• **Exercise brief**
Restate the data word for word and leave the images out.

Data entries
-- BEGIN --
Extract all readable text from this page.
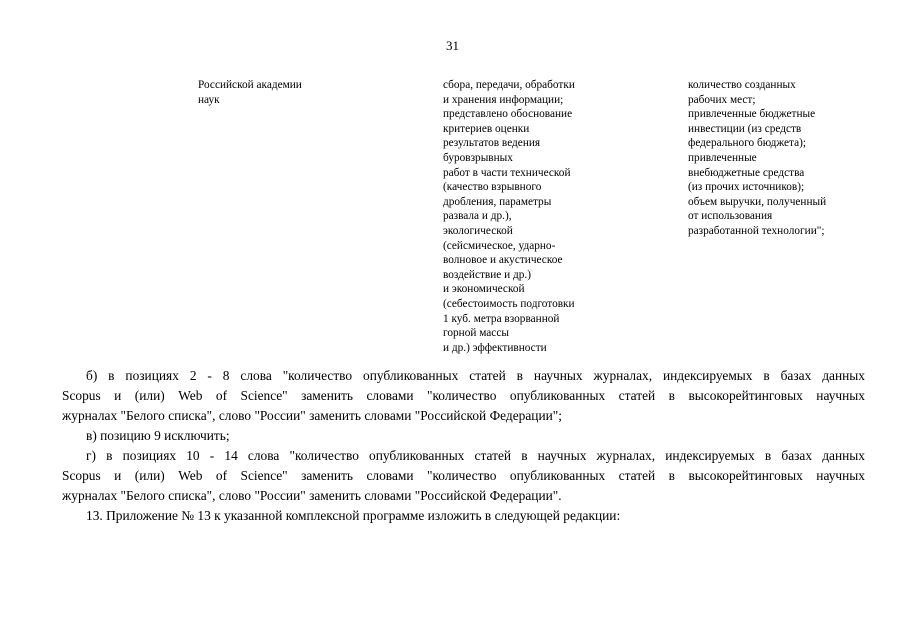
31
Российской академии
наук
сбора, передачи, обработки
и хранения информации;
представлено обоснование
критериев оценки
результатов ведения
буровзрывных
работ в части технической
(качество взрывного
дробления, параметры
развала и др.),
экологической
(сейсмическое, ударно-
волновое и акустическое
воздействие и др.)
и экономической
(себестоимость подготовки
1 куб. метра взорванной
горной массы
и др.) эффективности
количество созданных
рабочих мест;
привлеченные бюджетные
инвестиции (из средств
федерального бюджета);
привлеченные
внебюджетные средства
(из прочих источников);
объем выручки, полученный
от использования
разработанной технологии";
б) в позициях 2 - 8 слова "количество опубликованных статей в научных журналах, индексируемых в базах данных
Scopus и (или) Web of Science" заменить словами "количество опубликованных статей в высокорейтинговых научных
журналах "Белого списка", слово "России" заменить словами "Российской Федерации";
в) позицию 9 исключить;
г) в позициях 10 - 14 слова "количество опубликованных статей в научных журналах, индексируемых в базах данных
Scopus и (или) Web of Science" заменить словами "количество опубликованных статей в высокорейтинговых научных
журналах "Белого списка", слово "России" заменить словами "Российской Федерации".
13. Приложение № 13 к указанной комплексной программе изложить в следующей редакции:
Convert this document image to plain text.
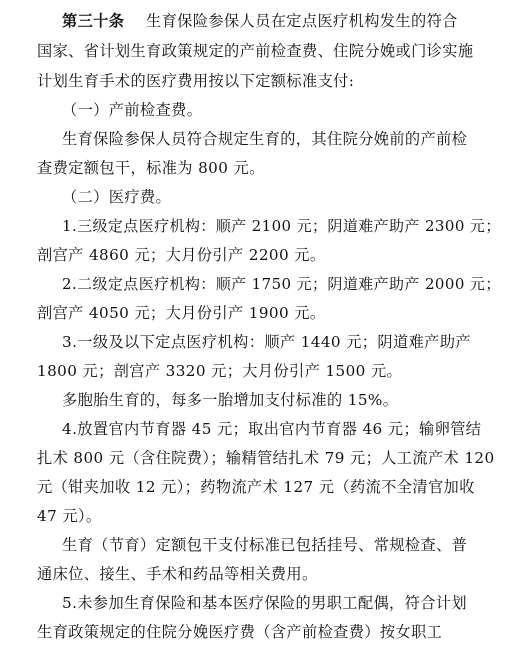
第三十条 生育保险参保人员在定点医疗机构发生的符合
国家、省计划生育政策规定的产前检查费、住院分娩或门诊实施
计划生育手术的医疗费用按以下定额标准支付:
（一）产前检查费。
生育保险参保人员符合规定生育的，其住院分娩前的产前检
查费定额包干，标准为 800 元。
（二）医疗费。
1.三级定点医疗机构：顺产 2100 元；阴道难产助产 2300 元；
剖宫产 4860 元；大月份引产 2200 元。
2.二级定点医疗机构：顺产 1750 元；阴道难产助产 2000 元；
剖宫产 4050 元；大月份引产 1900 元。
3.一级及以下定点医疗机构：顺产 1440 元；阴道难产助产
1800 元；剖宫产 3320 元；大月份引产 1500 元。
多胞胎生育的，每多一胎增加支付标准的 15%。
4.放置官内节育器 45 元；取出官内节育器 46 元；输卵管结
扎术 800 元（含住院费）；输精管结扎术 79 元；人工流产术 120
元（钳夹加收 12 元）；药物流产术 127 元（药流不全清官加收
47 元）。
生育（节育）定额包干支付标准已包括挂号、常规检查、普
通床位、接生、手术和药品等相关费用。
5.未参加生育保险和基本医疗保险的男职工配偶，符合计划
生育政策规定的住院分娩医疗费（含产前检查费）按女职工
-- END --
• **Finished exercise**
Extract all readable text from this page.
31
Российской академии
наук
сбора, передачи, обработки
и хранения информации;
представлено обоснование
критериев оценки
результатов ведения
буровзрывных
работ в части технической
(качество взрывного
дробления, параметры
развала и др.),
экологической
(сейсмическое, ударно-
волновое и акустическое
воздействие и др.)
и экономической
(себестоимость подготовки
1 куб. метра взорванной
горной массы
и др.) эффективности
количество созданных
рабочих мест;
привлеченные бюджетные
инвестиции (из средств
федерального бюджета);
привлеченные
внебюджетные средства
(из прочих источников);
объем выручки, полученный
от использования
разработанной технологии";
б) в позициях 2 - 8 слова "количество опубликованных статей в научных журналах, индексируемых в базах данных
Scopus и (или) Web of Science" заменить словами "количество опубликованных статей в высокорейтинговых научных
журналах "Белого списка", слово "России" заменить словами "Российской Федерации";
в) позицию 9 исключить;
г) в позициях 10 - 14 слова "количество опубликованных статей в научных журналах, индексируемых в базах данных
Scopus и (или) Web of Science" заменить словами "количество опубликованных статей в высокорейтинговых научных
журналах "Белого списка", слово "России" заменить словами "Российской Федерации".
13. Приложение № 13 к указанной комплексной программе изложить в следующей редакции:
Convert this document image to plain text.
第三十条 生育保险参保人员在定点医疗机构发生的符合
国家、省计划生育政策规定的产前检查费、住院分娩或门诊实施
计划生育手术的医疗费用按以下定额标准支付:
（一）产前检查费。
生育保险参保人员符合规定生育的，其住院分娩前的产前检
查费定额包干，标准为 800 元。
（二）医疗费。
1.三级定点医疗机构：顺产 2100 元；阴道难产助产 2300 元；
剖宫产 4860 元；大月份引产 2200 元。
2.二级定点医疗机构：顺产 1750 元；阴道难产助产 2000 元；
剖宫产 4050 元；大月份引产 1900 元。
3.一级及以下定点医疗机构：顺产 1440 元；阴道难产助产
1800 元；剖宫产 3320 元；大月份引产 1500 元。
多胞胎生育的，每多一胎增加支付标准的 15%。
4.放置官内节育器 45 元；取出官内节育器 46 元；输卵管结
扎术 800 元（含住院费）；输精管结扎术 79 元；人工流产术 120
元（钳夹加收 12 元）；药物流产术 127 元（药流不全清官加收
47 元）。
生育（节育）定额包干支付标准已包括挂号、常规检查、普
通床位、接生、手术和药品等相关费用。
5.未参加生育保险和基本医疗保险的男职工配偶，符合计划
生育政策规定的住院分娩医疗费（含产前检查费）按女职工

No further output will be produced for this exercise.